§ **WHAT YOU HAVE TO DO**:
Here are some entries; quote each one exactly.

[A block of data]

◆ ◆ ◆ ◆

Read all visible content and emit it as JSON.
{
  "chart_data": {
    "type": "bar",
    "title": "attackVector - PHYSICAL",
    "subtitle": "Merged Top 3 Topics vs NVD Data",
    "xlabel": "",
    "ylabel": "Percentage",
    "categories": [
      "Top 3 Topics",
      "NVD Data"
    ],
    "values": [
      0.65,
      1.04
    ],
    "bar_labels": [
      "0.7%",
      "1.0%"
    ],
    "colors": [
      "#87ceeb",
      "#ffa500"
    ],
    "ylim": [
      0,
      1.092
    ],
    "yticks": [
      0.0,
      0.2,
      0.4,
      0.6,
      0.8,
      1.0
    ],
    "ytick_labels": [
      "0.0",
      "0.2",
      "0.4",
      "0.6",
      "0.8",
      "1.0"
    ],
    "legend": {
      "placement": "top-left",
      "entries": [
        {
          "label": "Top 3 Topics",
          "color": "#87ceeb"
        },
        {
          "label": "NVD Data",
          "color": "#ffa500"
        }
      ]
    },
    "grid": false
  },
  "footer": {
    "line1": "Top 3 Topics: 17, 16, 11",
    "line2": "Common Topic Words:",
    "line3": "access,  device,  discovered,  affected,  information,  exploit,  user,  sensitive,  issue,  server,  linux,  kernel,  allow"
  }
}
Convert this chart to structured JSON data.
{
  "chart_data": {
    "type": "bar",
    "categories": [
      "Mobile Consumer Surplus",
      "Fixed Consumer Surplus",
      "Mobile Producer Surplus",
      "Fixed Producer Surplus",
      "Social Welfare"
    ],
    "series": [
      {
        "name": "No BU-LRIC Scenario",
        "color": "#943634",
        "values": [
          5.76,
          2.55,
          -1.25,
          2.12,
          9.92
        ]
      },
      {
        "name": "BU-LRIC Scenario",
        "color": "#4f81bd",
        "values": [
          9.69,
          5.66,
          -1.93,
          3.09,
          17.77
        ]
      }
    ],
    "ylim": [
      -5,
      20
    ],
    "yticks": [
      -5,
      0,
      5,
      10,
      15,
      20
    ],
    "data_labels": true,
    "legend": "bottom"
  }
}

◆ ◆ ◆ ◆

§ **ANSWER TO THE PROBLEM**:
Read all visible content and emit it as JSON.
{
  "chart_data": {
    "type": "bar",
    "title": "attackVector - PHYSICAL",
    "subtitle": "Merged Top 3 Topics vs NVD Data",
    "xlabel": "",
    "ylabel": "Percentage",
    "categories": [
      "Top 3 Topics",
      "NVD Data"
    ],
    "values": [
      0.65,
      1.04
    ],
    "bar_labels": [
      "0.7%",
      "1.0%"
    ],
    "colors": [
      "#87ceeb",
      "#ffa500"
    ],
    "ylim": [
      0,
      1.092
    ],
    "yticks": [
      0.0,
      0.2,
      0.4,
      0.6,
      0.8,
      1.0
    ],
    "ytick_labels": [
      "0.0",
      "0.2",
      "0.4",
      "0.6",
      "0.8",
      "1.0"
    ],
    "legend": {
      "placement": "top-left",
      "entries": [
        {
          "label": "Top 3 Topics",
          "color": "#87ceeb"
        },
        {
          "label": "NVD Data",
          "color": "#ffa500"
        }
      ]
    },
    "grid": false
  },
  "footer": {
    "line1": "Top 3 Topics: 17, 16, 11",
    "line2": "Common Topic Words:",
    "line3": "access,  device,  discovered,  affected,  information,  exploit,  user,  sensitive,  issue,  server,  linux,  kernel,  allow"
  }
}
Convert this chart to structured JSON data.
{
  "chart_data": {
    "type": "bar",
    "categories": [
      "Mobile Consumer Surplus",
      "Fixed Consumer Surplus",
      "Mobile Producer Surplus",
      "Fixed Producer Surplus",
      "Social Welfare"
    ],
    "series": [
      {
        "name": "No BU-LRIC Scenario",
        "color": "#943634",
        "values": [
          5.76,
          2.55,
          -1.25,
          2.12,
          9.92
        ]
      },
      {
        "name": "BU-LRIC Scenario",
        "color": "#4f81bd",
        "values": [
          9.69,
          5.66,
          -1.93,
          3.09,
          17.77
        ]
      }
    ],
    "ylim": [
      -5,
      20
    ],
    "yticks": [
      -5,
      0,
      5,
      10,
      15,
      20
    ],
    "data_labels": true,
    "legend": "bottom"
  }
}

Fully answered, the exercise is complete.